**GOAL:** Each line containing the word "grid" must be collected.

**ROWS:**
________________

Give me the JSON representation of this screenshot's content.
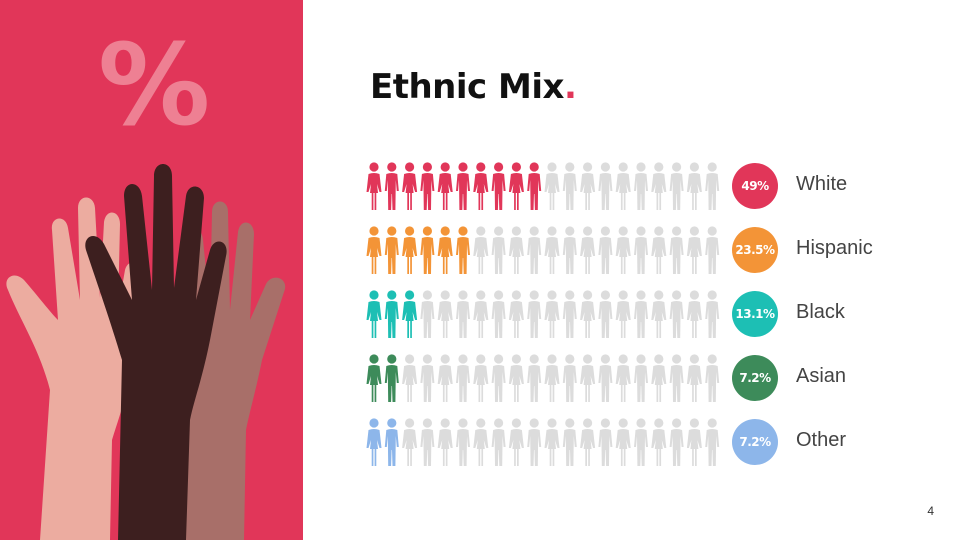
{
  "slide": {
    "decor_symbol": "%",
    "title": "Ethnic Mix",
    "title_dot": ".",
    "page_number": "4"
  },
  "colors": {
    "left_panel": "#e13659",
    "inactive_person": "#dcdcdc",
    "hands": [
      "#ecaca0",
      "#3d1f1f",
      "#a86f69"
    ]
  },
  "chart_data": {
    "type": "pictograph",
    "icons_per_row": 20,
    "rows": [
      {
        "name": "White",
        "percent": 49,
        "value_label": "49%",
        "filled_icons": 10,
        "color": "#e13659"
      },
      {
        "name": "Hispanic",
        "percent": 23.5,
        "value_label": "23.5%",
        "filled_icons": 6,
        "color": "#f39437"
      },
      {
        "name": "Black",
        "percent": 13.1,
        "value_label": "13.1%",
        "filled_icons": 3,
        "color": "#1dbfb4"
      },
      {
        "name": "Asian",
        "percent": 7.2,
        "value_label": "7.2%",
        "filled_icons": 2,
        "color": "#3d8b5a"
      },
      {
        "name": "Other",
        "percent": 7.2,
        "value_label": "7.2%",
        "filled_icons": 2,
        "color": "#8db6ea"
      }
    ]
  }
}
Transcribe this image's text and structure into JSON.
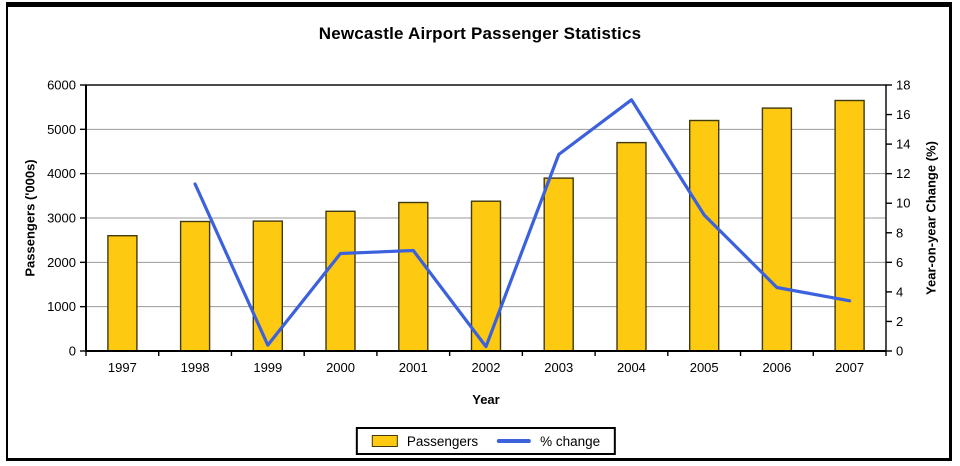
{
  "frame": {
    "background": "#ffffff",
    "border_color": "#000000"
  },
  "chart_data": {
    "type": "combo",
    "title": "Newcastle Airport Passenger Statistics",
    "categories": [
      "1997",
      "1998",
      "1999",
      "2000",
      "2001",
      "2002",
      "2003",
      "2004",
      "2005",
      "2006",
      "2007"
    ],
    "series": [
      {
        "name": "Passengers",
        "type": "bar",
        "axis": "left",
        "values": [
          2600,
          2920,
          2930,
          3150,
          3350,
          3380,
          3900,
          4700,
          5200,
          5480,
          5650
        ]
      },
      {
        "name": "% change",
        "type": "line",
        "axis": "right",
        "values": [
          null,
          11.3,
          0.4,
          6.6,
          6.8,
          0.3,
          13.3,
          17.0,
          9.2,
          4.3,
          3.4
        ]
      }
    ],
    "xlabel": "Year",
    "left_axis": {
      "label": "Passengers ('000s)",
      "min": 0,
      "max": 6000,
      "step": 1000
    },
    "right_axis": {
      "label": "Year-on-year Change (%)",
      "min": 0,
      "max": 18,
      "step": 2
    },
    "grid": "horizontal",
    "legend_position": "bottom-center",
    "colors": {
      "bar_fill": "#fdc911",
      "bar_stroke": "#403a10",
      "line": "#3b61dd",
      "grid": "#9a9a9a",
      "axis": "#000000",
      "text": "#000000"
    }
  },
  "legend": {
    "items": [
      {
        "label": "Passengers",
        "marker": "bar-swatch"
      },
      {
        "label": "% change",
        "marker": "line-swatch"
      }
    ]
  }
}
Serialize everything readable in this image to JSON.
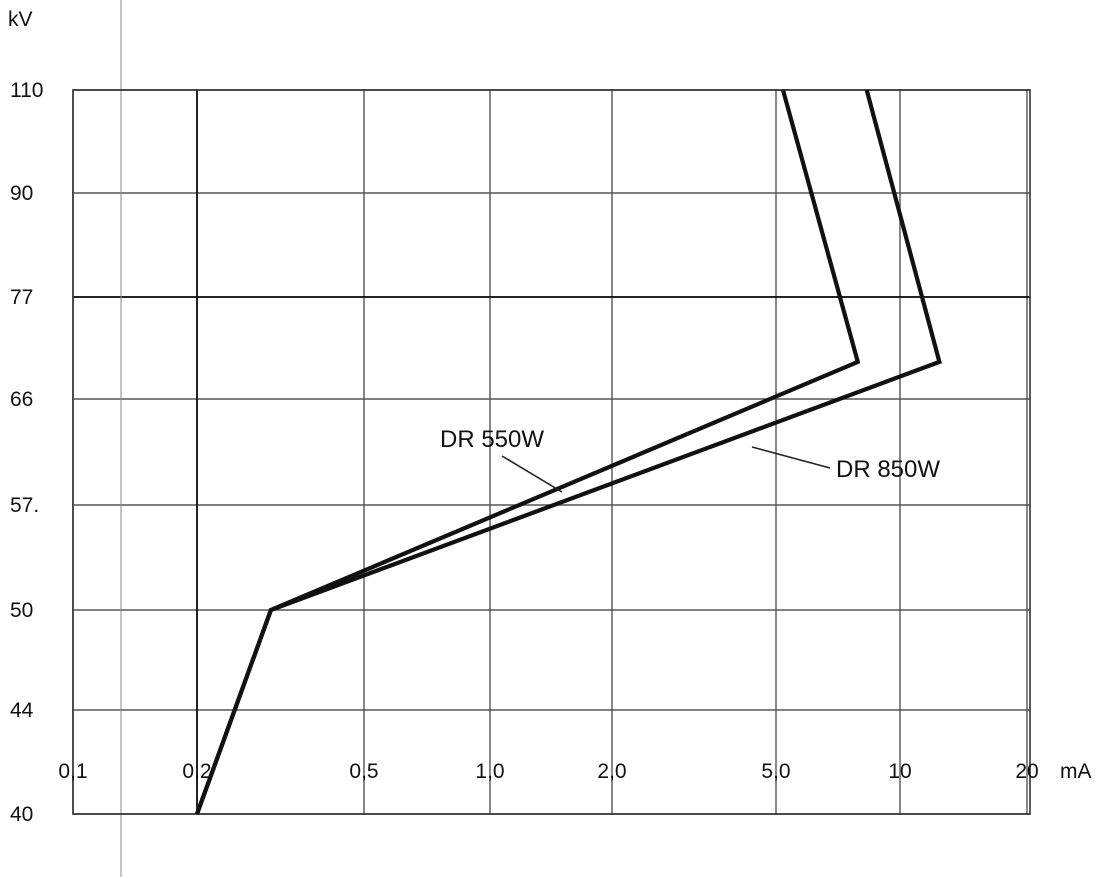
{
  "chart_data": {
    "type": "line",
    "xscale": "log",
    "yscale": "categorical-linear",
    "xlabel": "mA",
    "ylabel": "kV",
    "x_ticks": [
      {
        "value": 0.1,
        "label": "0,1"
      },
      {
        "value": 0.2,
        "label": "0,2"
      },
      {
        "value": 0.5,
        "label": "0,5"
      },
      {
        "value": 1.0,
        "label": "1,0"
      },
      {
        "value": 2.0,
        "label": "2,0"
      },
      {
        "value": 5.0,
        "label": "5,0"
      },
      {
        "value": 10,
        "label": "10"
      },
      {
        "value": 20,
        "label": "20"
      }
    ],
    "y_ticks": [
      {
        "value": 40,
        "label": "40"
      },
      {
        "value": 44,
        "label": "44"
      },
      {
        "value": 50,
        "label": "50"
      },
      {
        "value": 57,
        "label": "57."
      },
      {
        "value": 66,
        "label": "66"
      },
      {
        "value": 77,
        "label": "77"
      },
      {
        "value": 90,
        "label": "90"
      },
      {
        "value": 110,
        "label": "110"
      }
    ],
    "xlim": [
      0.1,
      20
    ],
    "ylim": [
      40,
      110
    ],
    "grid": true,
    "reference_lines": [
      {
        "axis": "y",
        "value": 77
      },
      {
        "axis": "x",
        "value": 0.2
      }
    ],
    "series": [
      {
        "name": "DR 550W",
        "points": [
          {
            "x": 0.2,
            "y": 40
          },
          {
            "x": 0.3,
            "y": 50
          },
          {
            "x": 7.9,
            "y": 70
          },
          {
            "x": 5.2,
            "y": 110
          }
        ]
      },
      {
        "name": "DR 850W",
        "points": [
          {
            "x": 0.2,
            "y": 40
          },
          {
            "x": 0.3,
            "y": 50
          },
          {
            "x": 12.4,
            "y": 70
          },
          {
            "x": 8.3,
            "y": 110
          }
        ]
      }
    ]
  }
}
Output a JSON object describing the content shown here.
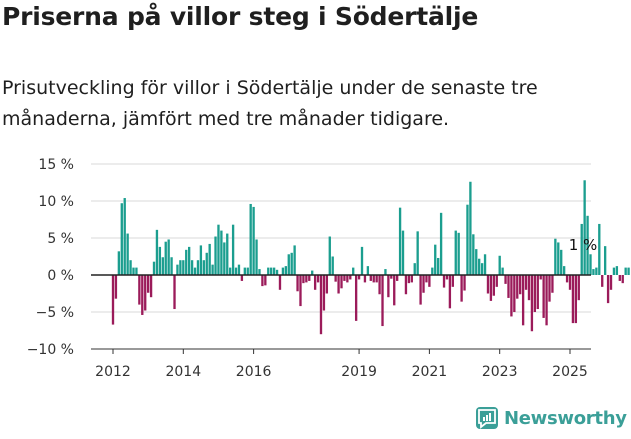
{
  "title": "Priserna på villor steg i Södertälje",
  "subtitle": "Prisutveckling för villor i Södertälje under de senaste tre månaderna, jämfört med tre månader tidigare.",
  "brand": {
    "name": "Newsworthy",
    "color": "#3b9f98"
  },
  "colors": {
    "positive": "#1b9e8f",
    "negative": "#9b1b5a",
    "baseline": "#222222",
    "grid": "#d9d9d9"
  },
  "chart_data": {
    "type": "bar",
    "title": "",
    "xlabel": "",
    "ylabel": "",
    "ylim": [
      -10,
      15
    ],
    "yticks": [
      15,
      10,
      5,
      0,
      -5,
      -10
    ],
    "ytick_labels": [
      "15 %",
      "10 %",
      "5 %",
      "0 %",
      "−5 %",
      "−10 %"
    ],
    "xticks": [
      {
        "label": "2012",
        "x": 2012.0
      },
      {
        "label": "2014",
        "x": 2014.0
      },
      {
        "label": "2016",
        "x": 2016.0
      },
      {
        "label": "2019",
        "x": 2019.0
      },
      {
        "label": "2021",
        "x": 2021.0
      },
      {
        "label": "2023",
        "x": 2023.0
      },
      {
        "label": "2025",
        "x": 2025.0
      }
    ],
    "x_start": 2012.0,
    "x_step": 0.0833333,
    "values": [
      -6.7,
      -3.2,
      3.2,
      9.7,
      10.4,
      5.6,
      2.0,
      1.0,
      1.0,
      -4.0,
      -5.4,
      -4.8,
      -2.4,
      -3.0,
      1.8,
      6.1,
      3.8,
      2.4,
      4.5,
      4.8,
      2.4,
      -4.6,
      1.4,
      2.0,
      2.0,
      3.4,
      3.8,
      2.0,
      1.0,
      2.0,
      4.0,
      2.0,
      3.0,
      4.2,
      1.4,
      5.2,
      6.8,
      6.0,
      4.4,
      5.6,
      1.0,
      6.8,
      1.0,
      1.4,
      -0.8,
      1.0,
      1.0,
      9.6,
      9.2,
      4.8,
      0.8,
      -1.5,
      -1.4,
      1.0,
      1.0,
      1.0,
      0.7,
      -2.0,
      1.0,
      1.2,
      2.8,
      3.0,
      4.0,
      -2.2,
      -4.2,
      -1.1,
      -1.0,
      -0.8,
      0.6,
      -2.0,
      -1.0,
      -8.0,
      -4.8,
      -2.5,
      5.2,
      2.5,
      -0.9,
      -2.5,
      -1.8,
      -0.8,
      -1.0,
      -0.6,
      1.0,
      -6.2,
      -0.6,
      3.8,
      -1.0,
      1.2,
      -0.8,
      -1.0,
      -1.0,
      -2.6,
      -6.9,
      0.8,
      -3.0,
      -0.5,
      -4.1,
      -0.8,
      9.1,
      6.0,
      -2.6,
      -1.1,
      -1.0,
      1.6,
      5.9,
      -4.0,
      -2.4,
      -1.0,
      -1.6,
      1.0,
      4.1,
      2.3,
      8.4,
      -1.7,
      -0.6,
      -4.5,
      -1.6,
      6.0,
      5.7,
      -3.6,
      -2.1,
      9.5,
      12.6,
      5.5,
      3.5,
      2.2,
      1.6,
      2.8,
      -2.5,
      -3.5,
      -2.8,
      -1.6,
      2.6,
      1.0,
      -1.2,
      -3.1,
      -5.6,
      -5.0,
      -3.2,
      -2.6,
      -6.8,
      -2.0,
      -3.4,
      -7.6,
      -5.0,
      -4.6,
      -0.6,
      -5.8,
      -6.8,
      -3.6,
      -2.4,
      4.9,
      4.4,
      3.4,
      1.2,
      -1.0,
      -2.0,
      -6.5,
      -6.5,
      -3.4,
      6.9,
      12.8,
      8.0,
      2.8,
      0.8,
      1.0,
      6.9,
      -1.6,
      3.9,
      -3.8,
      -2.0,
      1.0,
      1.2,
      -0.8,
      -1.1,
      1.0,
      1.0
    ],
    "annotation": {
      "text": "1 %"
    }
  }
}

________________

**FINAL ANSWER:**
    "grid": "horizontal",
      "grid": "#9a9a9a",
    "grid": true,
    "grid": "#d9d9d9"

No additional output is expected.